= Brief =
Give the listing again in full, exactly as written.

-*-

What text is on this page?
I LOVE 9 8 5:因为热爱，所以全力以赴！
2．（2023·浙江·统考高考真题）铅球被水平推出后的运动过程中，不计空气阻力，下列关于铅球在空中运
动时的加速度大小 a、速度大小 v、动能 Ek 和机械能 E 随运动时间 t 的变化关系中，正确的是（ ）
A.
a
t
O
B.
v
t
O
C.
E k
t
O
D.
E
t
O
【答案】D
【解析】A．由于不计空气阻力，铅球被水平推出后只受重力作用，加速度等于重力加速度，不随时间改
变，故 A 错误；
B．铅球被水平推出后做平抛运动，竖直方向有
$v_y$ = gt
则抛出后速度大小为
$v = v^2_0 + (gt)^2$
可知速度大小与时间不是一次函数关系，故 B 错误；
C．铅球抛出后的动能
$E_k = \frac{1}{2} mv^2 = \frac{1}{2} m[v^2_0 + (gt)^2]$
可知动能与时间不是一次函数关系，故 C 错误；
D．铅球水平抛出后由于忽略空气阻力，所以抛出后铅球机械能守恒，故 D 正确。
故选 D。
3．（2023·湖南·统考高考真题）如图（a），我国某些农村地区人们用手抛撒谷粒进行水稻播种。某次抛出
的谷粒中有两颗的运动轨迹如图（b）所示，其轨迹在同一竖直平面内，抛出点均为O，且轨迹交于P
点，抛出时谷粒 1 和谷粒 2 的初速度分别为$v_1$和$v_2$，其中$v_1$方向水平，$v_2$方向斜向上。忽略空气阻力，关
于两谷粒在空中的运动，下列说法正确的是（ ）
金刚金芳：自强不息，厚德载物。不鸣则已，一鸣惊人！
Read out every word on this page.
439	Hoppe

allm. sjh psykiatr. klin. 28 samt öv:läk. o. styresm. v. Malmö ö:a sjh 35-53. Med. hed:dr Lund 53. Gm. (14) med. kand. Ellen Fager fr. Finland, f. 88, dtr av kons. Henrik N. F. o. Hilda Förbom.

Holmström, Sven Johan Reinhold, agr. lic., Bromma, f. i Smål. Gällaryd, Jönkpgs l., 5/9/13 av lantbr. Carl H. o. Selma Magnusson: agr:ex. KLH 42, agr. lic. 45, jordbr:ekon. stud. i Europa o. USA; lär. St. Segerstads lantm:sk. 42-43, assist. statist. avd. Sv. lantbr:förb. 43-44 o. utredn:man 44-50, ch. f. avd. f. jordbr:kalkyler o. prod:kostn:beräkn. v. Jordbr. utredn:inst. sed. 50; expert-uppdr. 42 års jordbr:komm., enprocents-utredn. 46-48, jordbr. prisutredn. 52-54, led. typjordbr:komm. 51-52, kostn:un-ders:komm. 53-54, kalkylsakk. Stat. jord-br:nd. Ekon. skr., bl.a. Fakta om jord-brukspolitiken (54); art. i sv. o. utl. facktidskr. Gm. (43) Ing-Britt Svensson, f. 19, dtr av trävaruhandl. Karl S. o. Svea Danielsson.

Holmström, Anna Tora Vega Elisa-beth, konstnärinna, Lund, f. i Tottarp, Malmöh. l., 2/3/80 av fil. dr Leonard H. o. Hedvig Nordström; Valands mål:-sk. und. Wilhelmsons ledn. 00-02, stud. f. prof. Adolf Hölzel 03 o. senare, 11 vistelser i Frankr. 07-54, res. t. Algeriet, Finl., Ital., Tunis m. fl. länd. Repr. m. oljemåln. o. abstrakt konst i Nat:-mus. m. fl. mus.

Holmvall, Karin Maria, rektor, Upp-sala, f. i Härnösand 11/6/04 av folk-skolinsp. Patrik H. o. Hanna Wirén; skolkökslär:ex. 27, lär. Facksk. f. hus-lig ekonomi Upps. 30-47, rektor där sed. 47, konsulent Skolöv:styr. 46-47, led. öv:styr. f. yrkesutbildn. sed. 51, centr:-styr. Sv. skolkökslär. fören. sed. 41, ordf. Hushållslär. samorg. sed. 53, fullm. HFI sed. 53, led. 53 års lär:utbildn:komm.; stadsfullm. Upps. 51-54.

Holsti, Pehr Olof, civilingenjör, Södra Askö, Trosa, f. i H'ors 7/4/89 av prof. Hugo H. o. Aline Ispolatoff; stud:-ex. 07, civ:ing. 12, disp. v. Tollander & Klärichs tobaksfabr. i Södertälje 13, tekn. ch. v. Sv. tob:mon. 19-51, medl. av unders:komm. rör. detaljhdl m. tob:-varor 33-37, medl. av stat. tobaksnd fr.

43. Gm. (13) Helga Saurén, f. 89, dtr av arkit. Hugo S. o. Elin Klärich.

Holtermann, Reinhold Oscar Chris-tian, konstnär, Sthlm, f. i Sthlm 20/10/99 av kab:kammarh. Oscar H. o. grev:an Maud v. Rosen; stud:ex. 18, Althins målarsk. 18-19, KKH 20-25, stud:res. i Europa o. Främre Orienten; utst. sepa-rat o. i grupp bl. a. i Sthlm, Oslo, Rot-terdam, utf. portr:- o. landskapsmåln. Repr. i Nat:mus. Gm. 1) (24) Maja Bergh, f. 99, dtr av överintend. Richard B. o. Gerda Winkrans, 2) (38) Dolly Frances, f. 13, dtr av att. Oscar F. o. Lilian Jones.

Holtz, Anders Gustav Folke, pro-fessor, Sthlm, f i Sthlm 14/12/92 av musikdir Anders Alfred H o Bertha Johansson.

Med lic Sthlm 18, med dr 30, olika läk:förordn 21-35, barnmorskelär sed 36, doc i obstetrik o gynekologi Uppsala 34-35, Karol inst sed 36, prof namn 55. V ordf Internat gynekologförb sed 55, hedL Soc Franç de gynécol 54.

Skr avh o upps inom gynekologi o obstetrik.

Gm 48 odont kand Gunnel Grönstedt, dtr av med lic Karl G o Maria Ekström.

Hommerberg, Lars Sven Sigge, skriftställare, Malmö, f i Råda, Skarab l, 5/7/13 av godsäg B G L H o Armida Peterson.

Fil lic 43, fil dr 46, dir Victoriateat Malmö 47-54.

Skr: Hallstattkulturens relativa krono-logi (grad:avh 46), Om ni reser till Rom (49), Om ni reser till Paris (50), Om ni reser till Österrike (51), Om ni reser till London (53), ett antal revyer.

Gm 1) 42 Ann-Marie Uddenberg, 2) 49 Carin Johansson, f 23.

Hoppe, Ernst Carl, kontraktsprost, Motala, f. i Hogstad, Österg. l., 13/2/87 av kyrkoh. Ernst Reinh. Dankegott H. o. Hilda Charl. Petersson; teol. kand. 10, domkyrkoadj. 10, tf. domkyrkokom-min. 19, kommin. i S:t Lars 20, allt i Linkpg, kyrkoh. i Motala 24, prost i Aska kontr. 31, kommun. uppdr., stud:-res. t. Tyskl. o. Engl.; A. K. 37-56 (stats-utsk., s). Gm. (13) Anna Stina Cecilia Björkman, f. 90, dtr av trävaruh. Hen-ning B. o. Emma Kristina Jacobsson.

-*-

= Final answer =
What text is on this page?
I LOVE 9 8 5:因为热爱，所以全力以赴！
2．（2023·浙江·统考高考真题）铅球被水平推出后的运动过程中，不计空气阻力，下列关于铅球在空中运
动时的加速度大小 a、速度大小 v、动能 Ek 和机械能 E 随运动时间 t 的变化关系中，正确的是（ ）
A.
a
t
O
B.
v
t
O
C.
E k
t
O
D.
E
t
O
【答案】D
【解析】A．由于不计空气阻力，铅球被水平推出后只受重力作用，加速度等于重力加速度，不随时间改
变，故 A 错误；
B．铅球被水平推出后做平抛运动，竖直方向有
$v_y$ = gt
则抛出后速度大小为
$v = v^2_0 + (gt)^2$
可知速度大小与时间不是一次函数关系，故 B 错误；
C．铅球抛出后的动能
$E_k = \frac{1}{2} mv^2 = \frac{1}{2} m[v^2_0 + (gt)^2]$
可知动能与时间不是一次函数关系，故 C 错误；
D．铅球水平抛出后由于忽略空气阻力，所以抛出后铅球机械能守恒，故 D 正确。
故选 D。
3．（2023·湖南·统考高考真题）如图（a），我国某些农村地区人们用手抛撒谷粒进行水稻播种。某次抛出
的谷粒中有两颗的运动轨迹如图（b）所示，其轨迹在同一竖直平面内，抛出点均为O，且轨迹交于P
点，抛出时谷粒 1 和谷粒 2 的初速度分别为$v_1$和$v_2$，其中$v_1$方向水平，$v_2$方向斜向上。忽略空气阻力，关
于两谷粒在空中的运动，下列说法正确的是（ ）
金刚金芳：自强不息，厚德载物。不鸣则已，一鸣惊人！
Read out every word on this page.
439	Hoppe

allm. sjh psykiatr. klin. 28 samt öv:läk. o. styresm. v. Malmö ö:a sjh 35-53. Med. hed:dr Lund 53. Gm. (14) med. kand. Ellen Fager fr. Finland, f. 88, dtr av kons. Henrik N. F. o. Hilda Förbom.

Holmström, Sven Johan Reinhold, agr. lic., Bromma, f. i Smål. Gällaryd, Jönkpgs l., 5/9/13 av lantbr. Carl H. o. Selma Magnusson: agr:ex. KLH 42, agr. lic. 45, jordbr:ekon. stud. i Europa o. USA; lär. St. Segerstads lantm:sk. 42-43, assist. statist. avd. Sv. lantbr:förb. 43-44 o. utredn:man 44-50, ch. f. avd. f. jordbr:kalkyler o. prod:kostn:beräkn. v. Jordbr. utredn:inst. sed. 50; expert-uppdr. 42 års jordbr:komm., enprocents-utredn. 46-48, jordbr. prisutredn. 52-54, led. typjordbr:komm. 51-52, kostn:un-ders:komm. 53-54, kalkylsakk. Stat. jord-br:nd. Ekon. skr., bl.a. Fakta om jord-brukspolitiken (54); art. i sv. o. utl. facktidskr. Gm. (43) Ing-Britt Svensson, f. 19, dtr av trävaruhandl. Karl S. o. Svea Danielsson.

Holmström, Anna Tora Vega Elisa-beth, konstnärinna, Lund, f. i Tottarp, Malmöh. l., 2/3/80 av fil. dr Leonard H. o. Hedvig Nordström; Valands mål:-sk. und. Wilhelmsons ledn. 00-02, stud. f. prof. Adolf Hölzel 03 o. senare, 11 vistelser i Frankr. 07-54, res. t. Algeriet, Finl., Ital., Tunis m. fl. länd. Repr. m. oljemåln. o. abstrakt konst i Nat:-mus. m. fl. mus.

Holmvall, Karin Maria, rektor, Upp-sala, f. i Härnösand 11/6/04 av folk-skolinsp. Patrik H. o. Hanna Wirén; skolkökslär:ex. 27, lär. Facksk. f. hus-lig ekonomi Upps. 30-47, rektor där sed. 47, konsulent Skolöv:styr. 46-47, led. öv:styr. f. yrkesutbildn. sed. 51, centr:-styr. Sv. skolkökslär. fören. sed. 41, ordf. Hushållslär. samorg. sed. 53, fullm. HFI sed. 53, led. 53 års lär:utbildn:komm.; stadsfullm. Upps. 51-54.

Holsti, Pehr Olof, civilingenjör, Södra Askö, Trosa, f. i H'ors 7/4/89 av prof. Hugo H. o. Aline Ispolatoff; stud:-ex. 07, civ:ing. 12, disp. v. Tollander & Klärichs tobaksfabr. i Södertälje 13, tekn. ch. v. Sv. tob:mon. 19-51, medl. av unders:komm. rör. detaljhdl m. tob:-varor 33-37, medl. av stat. tobaksnd fr.

43. Gm. (13) Helga Saurén, f. 89, dtr av arkit. Hugo S. o. Elin Klärich.

Holtermann, Reinhold Oscar Chris-tian, konstnär, Sthlm, f. i Sthlm 20/10/99 av kab:kammarh. Oscar H. o. grev:an Maud v. Rosen; stud:ex. 18, Althins målarsk. 18-19, KKH 20-25, stud:res. i Europa o. Främre Orienten; utst. sepa-rat o. i grupp bl. a. i Sthlm, Oslo, Rot-terdam, utf. portr:- o. landskapsmåln. Repr. i Nat:mus. Gm. 1) (24) Maja Bergh, f. 99, dtr av överintend. Richard B. o. Gerda Winkrans, 2) (38) Dolly Frances, f. 13, dtr av att. Oscar F. o. Lilian Jones.

Holtz, Anders Gustav Folke, pro-fessor, Sthlm, f i Sthlm 14/12/92 av musikdir Anders Alfred H o Bertha Johansson.

Med lic Sthlm 18, med dr 30, olika läk:förordn 21-35, barnmorskelär sed 36, doc i obstetrik o gynekologi Uppsala 34-35, Karol inst sed 36, prof namn 55. V ordf Internat gynekologförb sed 55, hedL Soc Franç de gynécol 54.

Skr avh o upps inom gynekologi o obstetrik.

Gm 48 odont kand Gunnel Grönstedt, dtr av med lic Karl G o Maria Ekström.

Hommerberg, Lars Sven Sigge, skriftställare, Malmö, f i Råda, Skarab l, 5/7/13 av godsäg B G L H o Armida Peterson.

Fil lic 43, fil dr 46, dir Victoriateat Malmö 47-54.

Skr: Hallstattkulturens relativa krono-logi (grad:avh 46), Om ni reser till Rom (49), Om ni reser till Paris (50), Om ni reser till Österrike (51), Om ni reser till London (53), ett antal revyer.

Gm 1) 42 Ann-Marie Uddenberg, 2) 49 Carin Johansson, f 23.

Hoppe, Ernst Carl, kontraktsprost, Motala, f. i Hogstad, Österg. l., 13/2/87 av kyrkoh. Ernst Reinh. Dankegott H. o. Hilda Charl. Petersson; teol. kand. 10, domkyrkoadj. 10, tf. domkyrkokom-min. 19, kommin. i S:t Lars 20, allt i Linkpg, kyrkoh. i Motala 24, prost i Aska kontr. 31, kommun. uppdr., stud:-res. t. Tyskl. o. Engl.; A. K. 37-56 (stats-utsk., s). Gm. (13) Anna Stina Cecilia Björkman, f. 90, dtr av trävaruh. Hen-ning B. o. Emma Kristina Jacobsson.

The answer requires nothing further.